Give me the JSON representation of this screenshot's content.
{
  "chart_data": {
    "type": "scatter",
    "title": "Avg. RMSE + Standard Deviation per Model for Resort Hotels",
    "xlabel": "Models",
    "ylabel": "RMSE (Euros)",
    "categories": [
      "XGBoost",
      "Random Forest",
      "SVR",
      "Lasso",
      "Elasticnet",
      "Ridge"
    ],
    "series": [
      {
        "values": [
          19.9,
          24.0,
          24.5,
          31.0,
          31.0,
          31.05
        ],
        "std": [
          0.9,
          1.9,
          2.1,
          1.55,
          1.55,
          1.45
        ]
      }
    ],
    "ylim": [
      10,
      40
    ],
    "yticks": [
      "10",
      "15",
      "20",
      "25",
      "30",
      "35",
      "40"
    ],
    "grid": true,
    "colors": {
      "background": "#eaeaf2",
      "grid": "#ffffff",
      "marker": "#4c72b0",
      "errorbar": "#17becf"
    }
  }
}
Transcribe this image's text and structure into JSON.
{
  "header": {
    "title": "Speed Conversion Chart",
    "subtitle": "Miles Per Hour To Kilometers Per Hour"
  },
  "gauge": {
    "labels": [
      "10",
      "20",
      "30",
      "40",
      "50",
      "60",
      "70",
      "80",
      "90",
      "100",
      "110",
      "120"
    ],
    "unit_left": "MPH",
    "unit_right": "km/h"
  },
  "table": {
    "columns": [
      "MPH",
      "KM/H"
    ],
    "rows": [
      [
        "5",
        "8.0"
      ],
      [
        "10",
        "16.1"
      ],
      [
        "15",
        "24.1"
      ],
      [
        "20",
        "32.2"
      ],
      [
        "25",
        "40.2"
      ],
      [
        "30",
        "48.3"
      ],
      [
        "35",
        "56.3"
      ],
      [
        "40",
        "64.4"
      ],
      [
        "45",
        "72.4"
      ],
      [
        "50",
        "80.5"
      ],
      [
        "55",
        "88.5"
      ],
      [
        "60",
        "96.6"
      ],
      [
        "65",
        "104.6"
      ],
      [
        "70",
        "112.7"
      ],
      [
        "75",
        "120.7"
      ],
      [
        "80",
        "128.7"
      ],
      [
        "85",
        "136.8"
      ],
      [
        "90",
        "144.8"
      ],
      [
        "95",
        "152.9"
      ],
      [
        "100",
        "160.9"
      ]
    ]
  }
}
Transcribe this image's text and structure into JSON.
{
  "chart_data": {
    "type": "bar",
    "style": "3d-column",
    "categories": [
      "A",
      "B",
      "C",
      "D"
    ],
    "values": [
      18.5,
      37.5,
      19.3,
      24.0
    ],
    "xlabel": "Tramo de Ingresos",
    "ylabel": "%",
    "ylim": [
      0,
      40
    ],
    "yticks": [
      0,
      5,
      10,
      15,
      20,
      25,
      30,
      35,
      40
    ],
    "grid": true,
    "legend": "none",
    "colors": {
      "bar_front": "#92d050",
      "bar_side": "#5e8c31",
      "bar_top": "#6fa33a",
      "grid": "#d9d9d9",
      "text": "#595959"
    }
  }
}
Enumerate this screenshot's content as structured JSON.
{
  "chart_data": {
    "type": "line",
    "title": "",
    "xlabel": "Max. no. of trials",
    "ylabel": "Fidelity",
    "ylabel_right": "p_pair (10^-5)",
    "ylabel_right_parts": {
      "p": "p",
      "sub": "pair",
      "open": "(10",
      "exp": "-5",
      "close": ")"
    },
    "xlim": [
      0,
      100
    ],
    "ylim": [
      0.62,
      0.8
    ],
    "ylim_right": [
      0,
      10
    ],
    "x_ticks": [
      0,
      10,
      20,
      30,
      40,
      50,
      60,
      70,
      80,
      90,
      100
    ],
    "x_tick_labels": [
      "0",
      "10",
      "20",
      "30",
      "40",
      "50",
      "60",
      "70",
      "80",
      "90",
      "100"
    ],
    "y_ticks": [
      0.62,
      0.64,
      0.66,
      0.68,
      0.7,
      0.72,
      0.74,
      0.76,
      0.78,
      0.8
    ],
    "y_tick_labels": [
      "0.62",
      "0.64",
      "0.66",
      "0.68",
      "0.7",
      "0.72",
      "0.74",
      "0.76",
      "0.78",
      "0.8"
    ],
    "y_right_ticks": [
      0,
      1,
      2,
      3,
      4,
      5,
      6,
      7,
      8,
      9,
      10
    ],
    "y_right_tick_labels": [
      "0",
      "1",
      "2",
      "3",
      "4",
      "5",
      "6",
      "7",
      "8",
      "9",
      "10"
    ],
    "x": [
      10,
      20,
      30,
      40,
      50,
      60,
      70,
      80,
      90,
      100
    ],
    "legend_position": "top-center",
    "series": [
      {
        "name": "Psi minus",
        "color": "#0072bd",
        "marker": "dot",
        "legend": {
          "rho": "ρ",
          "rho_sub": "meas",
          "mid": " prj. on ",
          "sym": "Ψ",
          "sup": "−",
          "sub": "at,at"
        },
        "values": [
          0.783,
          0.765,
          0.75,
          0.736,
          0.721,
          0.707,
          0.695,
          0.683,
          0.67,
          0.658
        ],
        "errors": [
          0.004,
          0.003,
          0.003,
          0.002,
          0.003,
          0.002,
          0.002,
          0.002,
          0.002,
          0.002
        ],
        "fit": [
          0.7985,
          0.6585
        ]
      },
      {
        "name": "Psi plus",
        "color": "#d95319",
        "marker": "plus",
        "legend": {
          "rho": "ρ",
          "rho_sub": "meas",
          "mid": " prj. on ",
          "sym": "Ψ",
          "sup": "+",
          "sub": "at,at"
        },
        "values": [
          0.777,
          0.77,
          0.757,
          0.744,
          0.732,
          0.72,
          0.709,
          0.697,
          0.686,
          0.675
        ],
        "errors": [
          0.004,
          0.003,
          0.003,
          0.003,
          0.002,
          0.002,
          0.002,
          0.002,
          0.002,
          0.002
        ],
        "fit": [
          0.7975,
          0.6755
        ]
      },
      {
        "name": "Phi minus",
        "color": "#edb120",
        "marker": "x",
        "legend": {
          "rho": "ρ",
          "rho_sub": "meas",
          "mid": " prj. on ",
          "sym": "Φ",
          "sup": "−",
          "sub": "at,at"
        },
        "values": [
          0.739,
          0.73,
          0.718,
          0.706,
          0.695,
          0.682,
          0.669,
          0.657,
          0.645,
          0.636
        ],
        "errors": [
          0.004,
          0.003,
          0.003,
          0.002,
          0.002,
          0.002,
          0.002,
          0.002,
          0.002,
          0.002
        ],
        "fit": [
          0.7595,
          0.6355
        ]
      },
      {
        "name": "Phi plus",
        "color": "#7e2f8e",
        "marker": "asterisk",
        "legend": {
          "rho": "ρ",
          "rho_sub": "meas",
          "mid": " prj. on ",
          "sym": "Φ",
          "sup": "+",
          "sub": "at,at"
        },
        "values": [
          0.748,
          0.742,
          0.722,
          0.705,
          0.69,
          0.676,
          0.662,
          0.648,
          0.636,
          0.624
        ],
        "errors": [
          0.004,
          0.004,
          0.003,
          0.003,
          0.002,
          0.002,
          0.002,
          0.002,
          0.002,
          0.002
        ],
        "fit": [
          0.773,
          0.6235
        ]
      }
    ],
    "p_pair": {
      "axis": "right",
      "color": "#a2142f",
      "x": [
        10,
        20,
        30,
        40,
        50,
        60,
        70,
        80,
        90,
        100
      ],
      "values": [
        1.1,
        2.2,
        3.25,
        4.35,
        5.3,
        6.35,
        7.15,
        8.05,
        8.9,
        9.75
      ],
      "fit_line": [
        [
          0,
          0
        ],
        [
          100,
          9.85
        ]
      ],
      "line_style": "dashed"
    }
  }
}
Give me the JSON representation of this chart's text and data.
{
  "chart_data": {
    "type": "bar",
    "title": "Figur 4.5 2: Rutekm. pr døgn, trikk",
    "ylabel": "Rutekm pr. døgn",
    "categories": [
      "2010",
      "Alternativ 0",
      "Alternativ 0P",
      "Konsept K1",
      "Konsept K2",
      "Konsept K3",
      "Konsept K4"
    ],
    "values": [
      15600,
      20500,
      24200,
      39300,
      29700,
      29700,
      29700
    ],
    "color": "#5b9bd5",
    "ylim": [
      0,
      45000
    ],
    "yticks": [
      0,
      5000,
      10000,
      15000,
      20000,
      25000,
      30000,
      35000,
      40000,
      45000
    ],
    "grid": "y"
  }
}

□ □ □ □

From the material above, copy each line that includes the word "Konsept".

      "Konsept K1",
      "Konsept K2",
      "Konsept K3",
      "Konsept K4"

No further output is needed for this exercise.